_Material for this exercise_
◆ ◆ ◆ ◆ ◆ ◆ ◆
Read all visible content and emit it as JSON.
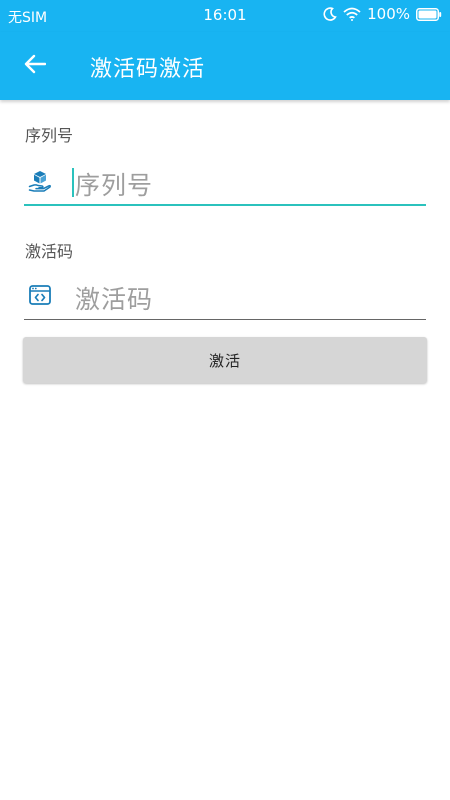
{
  "status_bar": {
    "carrier": "无SIM",
    "time": "16:01",
    "battery": "100%"
  },
  "app_bar": {
    "title": "激活码激活",
    "back_icon": "arrow-left-icon"
  },
  "form": {
    "serial": {
      "label": "序列号",
      "placeholder": "序列号",
      "icon": "box-hand-icon",
      "focused": true
    },
    "code": {
      "label": "激活码",
      "placeholder": "激活码",
      "icon": "code-window-icon",
      "focused": false
    },
    "submit_label": "激活"
  },
  "colors": {
    "primary": "#18b4f2",
    "accent": "#2bc2bd",
    "icon": "#1a7db8",
    "button_bg": "#d6d6d6"
  }
}
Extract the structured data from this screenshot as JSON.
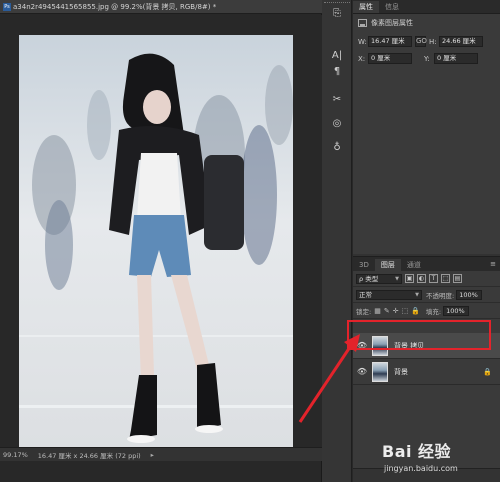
◆ ◆ ◆ ◆ ◆ ◆ ◆
_Stated task_
Extract the entries in full, exactly as they are, minus the pictures.

_Completed exercise_
Read all visible content and emit it as JSON.
{
  "status_bar": {
    "carrier": "无SIM",
    "time": "16:01",
    "battery": "100%"
  },
  "app_bar": {
    "title": "激活码激活",
    "back_icon": "arrow-left-icon"
  },
  "form": {
    "serial": {
      "label": "序列号",
      "placeholder": "序列号",
      "icon": "box-hand-icon",
      "focused": true
    },
    "code": {
      "label": "激活码",
      "placeholder": "激活码",
      "icon": "code-window-icon",
      "focused": false
    },
    "submit_label": "激活"
  },
  "colors": {
    "primary": "#18b4f2",
    "accent": "#2bc2bd",
    "icon": "#1a7db8",
    "button_bg": "#d6d6d6"
  }
}
Extract the structured data from this screenshot as JSON.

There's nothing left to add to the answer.